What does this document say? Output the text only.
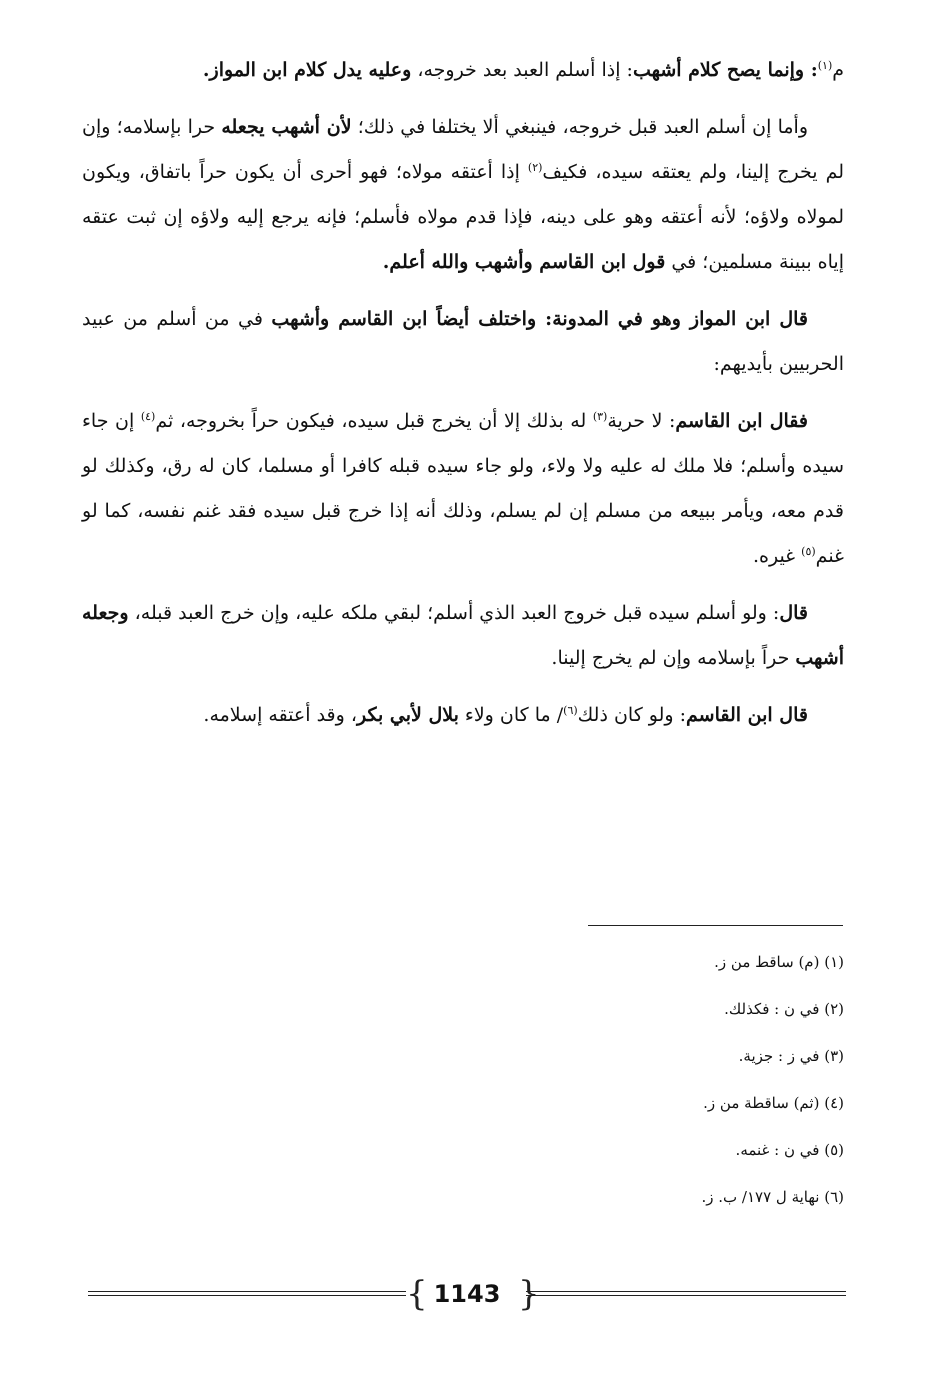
م$^{(١)}$: وإنما يصح كلام أشهب: إذا أسلم العبد بعد خروجه، وعليه يدل كلام ابن المواز.

وأما إن أسلم العبد قبل خروجه، فينبغي ألا يختلفا في ذلك؛ لأن أشهب يجعله حرا بإسلامه؛ وإن لم يخرج إلينا، ولم يعتقه سيده، فكيف$^{(٢)}$ إذا أعتقه مولاه؛ فهو أحرى أن يكون حراً باتفاق، ويكون لمولاه ولاؤه؛ لأنه أعتقه وهو على دينه، فإذا قدم مولاه فأسلم؛ فإنه يرجع إليه ولاؤه إن ثبت عتقه إياه ببينة مسلمين؛ في قول ابن القاسم وأشهب والله أعلم.

قال ابن المواز وهو في المدونة: واختلف أيضاً ابن القاسم وأشهب في من أسلم من عبيد الحربيين بأيديهم:

فقال ابن القاسم: لا حرية$^{(٣)}$ له بذلك إلا أن يخرج قبل سيده، فيكون حراً بخروجه، ثم$^{(٤)}$ إن جاء سيده وأسلم؛ فلا ملك له عليه ولا ولاء، ولو جاء سيده قبله كافرا أو مسلما، كان له رق، وكذلك لو قدم معه، ويأمر ببيعه من مسلم إن لم يسلم، وذلك أنه إذا خرج قبل سيده فقد غنم نفسه، كما لو غنم$^{(٥)}$ غيره.

قال: ولو أسلم سيده قبل خروج العبد الذي أسلم؛ لبقي ملكه عليه، وإن خرج العبد قبله، وجعله أشهب حراً بإسلامه وإن لم يخرج إلينا.

قال ابن القاسم: ولو كان ذلك$^{(٦)}$/ ما كان ولاء بلال لأبي بكر، وقد أعتقه إسلامه.

(١) (م) ساقط من ز.
(٢) في ن : فكذلك.
(٣) في ز : جزية.
(٤) (ثم) ساقطة من ز.
(٥) في ن : غنمه.
(٦) نهاية ل ١٧٧/ ب. ز.
{ 1143 }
• • • • •
DIRECTIVE:
Find every line in the records that contains the word "بإسلامه"; copy those lines.

REPLY TO THE EXERCISE:
وأما إن أسلم العبد قبل خروجه، فينبغي ألا يختلفا في ذلك؛ لأن أشهب يجعله حرا بإسلامه؛ وإن لم يخرج إلينا، ولم يعتقه سيده، فكيف$^{(٢)}$ إذا أعتقه مولاه؛ فهو أحرى أن يكون حراً باتفاق، ويكون لمولاه ولاؤه؛ لأنه أعتقه وهو على دينه، فإذا قدم مولاه فأسلم؛ فإنه يرجع إليه ولاؤه إن ثبت عتقه إياه ببينة مسلمين؛ في قول ابن القاسم وأشهب والله أعلم.
قال: ولو أسلم سيده قبل خروج العبد الذي أسلم؛ لبقي ملكه عليه، وإن خرج العبد قبله، وجعله أشهب حراً بإسلامه وإن لم يخرج إلينا.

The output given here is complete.